(Rows from a dataset)
— START —
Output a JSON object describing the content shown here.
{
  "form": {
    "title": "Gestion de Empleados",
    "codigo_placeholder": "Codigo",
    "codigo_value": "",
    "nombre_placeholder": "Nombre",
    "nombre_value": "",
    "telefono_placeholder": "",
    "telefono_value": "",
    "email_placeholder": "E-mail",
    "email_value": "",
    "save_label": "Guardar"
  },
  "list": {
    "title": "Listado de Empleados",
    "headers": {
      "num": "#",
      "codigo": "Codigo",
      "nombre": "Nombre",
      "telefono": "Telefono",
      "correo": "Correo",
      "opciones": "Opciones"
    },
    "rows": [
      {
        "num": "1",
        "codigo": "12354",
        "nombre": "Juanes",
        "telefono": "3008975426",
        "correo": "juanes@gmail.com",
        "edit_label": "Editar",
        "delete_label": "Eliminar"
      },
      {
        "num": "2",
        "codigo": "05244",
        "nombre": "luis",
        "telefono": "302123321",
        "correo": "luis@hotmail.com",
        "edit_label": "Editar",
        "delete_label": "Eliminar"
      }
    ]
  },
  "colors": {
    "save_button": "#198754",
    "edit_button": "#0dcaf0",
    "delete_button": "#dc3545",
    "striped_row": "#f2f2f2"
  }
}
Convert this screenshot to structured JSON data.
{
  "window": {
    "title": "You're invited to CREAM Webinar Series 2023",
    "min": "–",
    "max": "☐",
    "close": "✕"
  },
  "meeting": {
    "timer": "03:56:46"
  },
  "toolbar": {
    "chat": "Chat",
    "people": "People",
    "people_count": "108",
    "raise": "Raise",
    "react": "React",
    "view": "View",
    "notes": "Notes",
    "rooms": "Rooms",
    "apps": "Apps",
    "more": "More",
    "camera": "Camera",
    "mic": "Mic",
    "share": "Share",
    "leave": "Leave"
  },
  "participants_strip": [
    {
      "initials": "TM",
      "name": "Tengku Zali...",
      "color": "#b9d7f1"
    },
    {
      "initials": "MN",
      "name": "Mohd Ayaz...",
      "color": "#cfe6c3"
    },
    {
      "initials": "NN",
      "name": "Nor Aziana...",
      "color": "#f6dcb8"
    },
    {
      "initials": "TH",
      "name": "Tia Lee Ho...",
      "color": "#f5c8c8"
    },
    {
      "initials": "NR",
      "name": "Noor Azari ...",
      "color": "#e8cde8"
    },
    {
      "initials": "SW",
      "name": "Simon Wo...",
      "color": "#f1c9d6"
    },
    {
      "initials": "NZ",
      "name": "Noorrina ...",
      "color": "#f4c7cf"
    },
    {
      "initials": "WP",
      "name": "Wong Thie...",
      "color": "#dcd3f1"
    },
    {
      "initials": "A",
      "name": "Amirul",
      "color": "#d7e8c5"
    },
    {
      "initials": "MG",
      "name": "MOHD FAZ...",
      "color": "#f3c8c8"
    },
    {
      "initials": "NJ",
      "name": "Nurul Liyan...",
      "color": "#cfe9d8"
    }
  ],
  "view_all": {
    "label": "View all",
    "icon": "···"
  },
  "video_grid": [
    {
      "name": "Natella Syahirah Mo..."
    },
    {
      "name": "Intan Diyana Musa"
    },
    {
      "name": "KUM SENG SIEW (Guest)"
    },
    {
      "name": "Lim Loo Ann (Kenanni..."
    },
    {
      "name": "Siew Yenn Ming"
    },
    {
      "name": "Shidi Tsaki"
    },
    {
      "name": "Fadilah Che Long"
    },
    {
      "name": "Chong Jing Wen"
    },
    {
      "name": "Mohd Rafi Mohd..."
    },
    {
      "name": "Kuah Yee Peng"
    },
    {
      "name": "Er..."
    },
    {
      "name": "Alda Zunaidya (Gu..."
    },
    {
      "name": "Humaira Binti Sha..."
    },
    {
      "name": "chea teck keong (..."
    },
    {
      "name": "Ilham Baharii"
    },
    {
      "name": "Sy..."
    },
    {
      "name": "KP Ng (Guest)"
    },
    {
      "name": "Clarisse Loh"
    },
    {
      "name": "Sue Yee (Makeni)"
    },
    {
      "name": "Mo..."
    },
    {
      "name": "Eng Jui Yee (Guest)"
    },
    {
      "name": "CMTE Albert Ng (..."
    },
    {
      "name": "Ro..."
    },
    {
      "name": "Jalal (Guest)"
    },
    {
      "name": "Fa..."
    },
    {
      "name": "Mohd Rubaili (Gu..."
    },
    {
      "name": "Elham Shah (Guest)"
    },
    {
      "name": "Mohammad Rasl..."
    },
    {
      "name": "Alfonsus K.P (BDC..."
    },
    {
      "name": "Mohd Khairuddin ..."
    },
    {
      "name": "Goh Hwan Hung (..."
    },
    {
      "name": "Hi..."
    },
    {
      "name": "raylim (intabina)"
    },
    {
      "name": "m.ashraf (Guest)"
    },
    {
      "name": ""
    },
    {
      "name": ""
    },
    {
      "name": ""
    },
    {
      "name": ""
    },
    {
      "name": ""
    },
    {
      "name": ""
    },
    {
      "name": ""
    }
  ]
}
— END —
= Short exercise =
Reproduce all data above, unchanged.

= Result for this task =
Output a JSON object describing the content shown here.
{
  "form": {
    "title": "Gestion de Empleados",
    "codigo_placeholder": "Codigo",
    "codigo_value": "",
    "nombre_placeholder": "Nombre",
    "nombre_value": "",
    "telefono_placeholder": "",
    "telefono_value": "",
    "email_placeholder": "E-mail",
    "email_value": "",
    "save_label": "Guardar"
  },
  "list": {
    "title": "Listado de Empleados",
    "headers": {
      "num": "#",
      "codigo": "Codigo",
      "nombre": "Nombre",
      "telefono": "Telefono",
      "correo": "Correo",
      "opciones": "Opciones"
    },
    "rows": [
      {
        "num": "1",
        "codigo": "12354",
        "nombre": "Juanes",
        "telefono": "3008975426",
        "correo": "juanes@gmail.com",
        "edit_label": "Editar",
        "delete_label": "Eliminar"
      },
      {
        "num": "2",
        "codigo": "05244",
        "nombre": "luis",
        "telefono": "302123321",
        "correo": "luis@hotmail.com",
        "edit_label": "Editar",
        "delete_label": "Eliminar"
      }
    ]
  },
  "colors": {
    "save_button": "#198754",
    "edit_button": "#0dcaf0",
    "delete_button": "#dc3545",
    "striped_row": "#f2f2f2"
  }
}
Convert this screenshot to structured JSON data.
{
  "window": {
    "title": "You're invited to CREAM Webinar Series 2023",
    "min": "–",
    "max": "☐",
    "close": "✕"
  },
  "meeting": {
    "timer": "03:56:46"
  },
  "toolbar": {
    "chat": "Chat",
    "people": "People",
    "people_count": "108",
    "raise": "Raise",
    "react": "React",
    "view": "View",
    "notes": "Notes",
    "rooms": "Rooms",
    "apps": "Apps",
    "more": "More",
    "camera": "Camera",
    "mic": "Mic",
    "share": "Share",
    "leave": "Leave"
  },
  "participants_strip": [
    {
      "initials": "TM",
      "name": "Tengku Zali...",
      "color": "#b9d7f1"
    },
    {
      "initials": "MN",
      "name": "Mohd Ayaz...",
      "color": "#cfe6c3"
    },
    {
      "initials": "NN",
      "name": "Nor Aziana...",
      "color": "#f6dcb8"
    },
    {
      "initials": "TH",
      "name": "Tia Lee Ho...",
      "color": "#f5c8c8"
    },
    {
      "initials": "NR",
      "name": "Noor Azari ...",
      "color": "#e8cde8"
    },
    {
      "initials": "SW",
      "name": "Simon Wo...",
      "color": "#f1c9d6"
    },
    {
      "initials": "NZ",
      "name": "Noorrina ...",
      "color": "#f4c7cf"
    },
    {
      "initials": "WP",
      "name": "Wong Thie...",
      "color": "#dcd3f1"
    },
    {
      "initials": "A",
      "name": "Amirul",
      "color": "#d7e8c5"
    },
    {
      "initials": "MG",
      "name": "MOHD FAZ...",
      "color": "#f3c8c8"
    },
    {
      "initials": "NJ",
      "name": "Nurul Liyan...",
      "color": "#cfe9d8"
    }
  ],
  "view_all": {
    "label": "View all",
    "icon": "···"
  },
  "video_grid": [
    {
      "name": "Natella Syahirah Mo..."
    },
    {
      "name": "Intan Diyana Musa"
    },
    {
      "name": "KUM SENG SIEW (Guest)"
    },
    {
      "name": "Lim Loo Ann (Kenanni..."
    },
    {
      "name": "Siew Yenn Ming"
    },
    {
      "name": "Shidi Tsaki"
    },
    {
      "name": "Fadilah Che Long"
    },
    {
      "name": "Chong Jing Wen"
    },
    {
      "name": "Mohd Rafi Mohd..."
    },
    {
      "name": "Kuah Yee Peng"
    },
    {
      "name": "Er..."
    },
    {
      "name": "Alda Zunaidya (Gu..."
    },
    {
      "name": "Humaira Binti Sha..."
    },
    {
      "name": "chea teck keong (..."
    },
    {
      "name": "Ilham Baharii"
    },
    {
      "name": "Sy..."
    },
    {
      "name": "KP Ng (Guest)"
    },
    {
      "name": "Clarisse Loh"
    },
    {
      "name": "Sue Yee (Makeni)"
    },
    {
      "name": "Mo..."
    },
    {
      "name": "Eng Jui Yee (Guest)"
    },
    {
      "name": "CMTE Albert Ng (..."
    },
    {
      "name": "Ro..."
    },
    {
      "name": "Jalal (Guest)"
    },
    {
      "name": "Fa..."
    },
    {
      "name": "Mohd Rubaili (Gu..."
    },
    {
      "name": "Elham Shah (Guest)"
    },
    {
      "name": "Mohammad Rasl..."
    },
    {
      "name": "Alfonsus K.P (BDC..."
    },
    {
      "name": "Mohd Khairuddin ..."
    },
    {
      "name": "Goh Hwan Hung (..."
    },
    {
      "name": "Hi..."
    },
    {
      "name": "raylim (intabina)"
    },
    {
      "name": "m.ashraf (Guest)"
    },
    {
      "name": ""
    },
    {
      "name": ""
    },
    {
      "name": ""
    },
    {
      "name": ""
    },
    {
      "name": ""
    },
    {
      "name": ""
    },
    {
      "name": ""
    }
  ]
}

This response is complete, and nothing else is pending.